What needs to be done:
List all lines of the data containing the word "tanα".

★ ★ ★ ★ ★

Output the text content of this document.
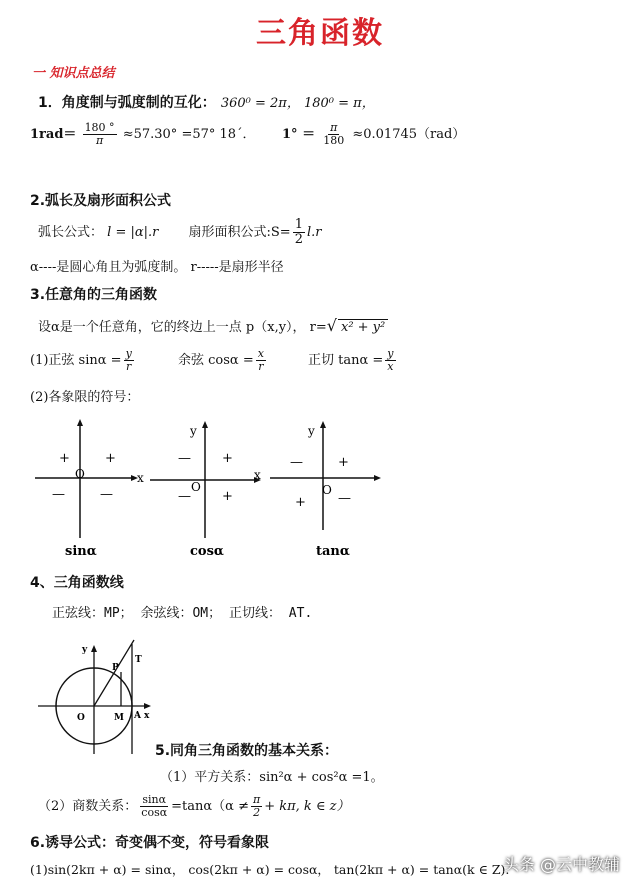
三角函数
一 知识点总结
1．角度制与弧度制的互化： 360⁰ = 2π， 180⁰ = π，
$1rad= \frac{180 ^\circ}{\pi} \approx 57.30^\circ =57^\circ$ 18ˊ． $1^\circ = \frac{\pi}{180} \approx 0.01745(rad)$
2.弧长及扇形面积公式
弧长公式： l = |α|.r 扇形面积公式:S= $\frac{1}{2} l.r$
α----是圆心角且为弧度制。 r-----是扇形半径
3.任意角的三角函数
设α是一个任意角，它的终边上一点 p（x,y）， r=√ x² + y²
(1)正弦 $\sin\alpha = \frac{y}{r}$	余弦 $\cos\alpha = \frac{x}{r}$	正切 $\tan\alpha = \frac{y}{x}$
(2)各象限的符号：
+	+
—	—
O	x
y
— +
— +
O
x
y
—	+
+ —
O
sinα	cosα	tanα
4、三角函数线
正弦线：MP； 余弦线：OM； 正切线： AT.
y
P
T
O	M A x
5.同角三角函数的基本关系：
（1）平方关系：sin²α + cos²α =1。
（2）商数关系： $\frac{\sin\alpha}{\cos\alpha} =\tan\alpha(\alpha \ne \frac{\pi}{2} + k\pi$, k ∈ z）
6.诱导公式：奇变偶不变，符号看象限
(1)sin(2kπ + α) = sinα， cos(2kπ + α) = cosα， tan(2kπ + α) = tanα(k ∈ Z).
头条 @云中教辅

★ ★ ★ ★ ★

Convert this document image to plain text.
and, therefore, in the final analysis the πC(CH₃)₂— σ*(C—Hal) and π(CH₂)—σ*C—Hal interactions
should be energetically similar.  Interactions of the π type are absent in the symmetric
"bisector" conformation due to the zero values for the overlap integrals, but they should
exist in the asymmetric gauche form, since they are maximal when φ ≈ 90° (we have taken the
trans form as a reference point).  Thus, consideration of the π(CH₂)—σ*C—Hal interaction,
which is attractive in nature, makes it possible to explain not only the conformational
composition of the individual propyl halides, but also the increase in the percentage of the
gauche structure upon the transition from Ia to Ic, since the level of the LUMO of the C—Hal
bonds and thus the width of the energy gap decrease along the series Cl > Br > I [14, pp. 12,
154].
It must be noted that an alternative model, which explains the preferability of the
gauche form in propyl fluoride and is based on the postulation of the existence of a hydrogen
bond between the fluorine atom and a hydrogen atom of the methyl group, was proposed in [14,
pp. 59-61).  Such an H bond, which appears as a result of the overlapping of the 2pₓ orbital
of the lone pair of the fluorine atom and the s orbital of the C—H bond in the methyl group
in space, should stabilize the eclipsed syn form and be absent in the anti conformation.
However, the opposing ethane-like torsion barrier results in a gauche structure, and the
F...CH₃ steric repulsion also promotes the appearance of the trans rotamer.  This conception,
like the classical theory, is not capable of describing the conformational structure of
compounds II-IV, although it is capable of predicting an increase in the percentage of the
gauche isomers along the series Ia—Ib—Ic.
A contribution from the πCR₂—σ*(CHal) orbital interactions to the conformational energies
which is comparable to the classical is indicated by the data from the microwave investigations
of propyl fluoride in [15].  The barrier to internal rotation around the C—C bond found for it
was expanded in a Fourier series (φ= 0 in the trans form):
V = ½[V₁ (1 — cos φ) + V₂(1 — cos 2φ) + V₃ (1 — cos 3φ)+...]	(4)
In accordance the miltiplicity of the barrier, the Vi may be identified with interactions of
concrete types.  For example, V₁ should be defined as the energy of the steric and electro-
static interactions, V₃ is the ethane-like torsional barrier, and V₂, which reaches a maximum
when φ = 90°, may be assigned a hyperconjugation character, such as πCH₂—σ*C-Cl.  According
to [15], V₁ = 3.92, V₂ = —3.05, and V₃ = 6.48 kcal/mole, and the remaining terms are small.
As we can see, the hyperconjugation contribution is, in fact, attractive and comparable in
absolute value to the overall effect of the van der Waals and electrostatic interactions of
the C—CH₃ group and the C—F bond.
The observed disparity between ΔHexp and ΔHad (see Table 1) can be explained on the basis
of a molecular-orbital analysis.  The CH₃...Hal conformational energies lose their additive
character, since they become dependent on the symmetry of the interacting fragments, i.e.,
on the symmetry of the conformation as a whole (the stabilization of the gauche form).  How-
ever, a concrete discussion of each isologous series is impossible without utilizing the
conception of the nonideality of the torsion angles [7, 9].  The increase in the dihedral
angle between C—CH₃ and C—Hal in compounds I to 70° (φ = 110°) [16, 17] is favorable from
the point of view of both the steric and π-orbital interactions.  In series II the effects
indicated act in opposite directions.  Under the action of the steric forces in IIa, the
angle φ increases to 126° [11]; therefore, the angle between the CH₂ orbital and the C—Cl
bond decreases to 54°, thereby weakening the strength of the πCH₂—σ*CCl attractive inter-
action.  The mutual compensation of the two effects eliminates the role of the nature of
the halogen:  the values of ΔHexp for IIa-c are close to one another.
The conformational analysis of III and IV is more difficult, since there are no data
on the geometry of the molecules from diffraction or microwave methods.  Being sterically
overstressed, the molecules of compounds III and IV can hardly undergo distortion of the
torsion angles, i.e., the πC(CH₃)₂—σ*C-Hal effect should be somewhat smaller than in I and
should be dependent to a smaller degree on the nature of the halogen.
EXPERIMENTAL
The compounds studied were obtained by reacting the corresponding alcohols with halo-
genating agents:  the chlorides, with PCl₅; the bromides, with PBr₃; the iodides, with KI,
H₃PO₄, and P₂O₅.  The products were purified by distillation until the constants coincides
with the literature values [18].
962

★ ★ ★ ★ ★

Correct output:
sinα	cosα	tanα
(1)sin(2kπ + α) = sinα， cos(2kπ + α) = cosα， tan(2kπ + α) = tanα(k ∈ Z).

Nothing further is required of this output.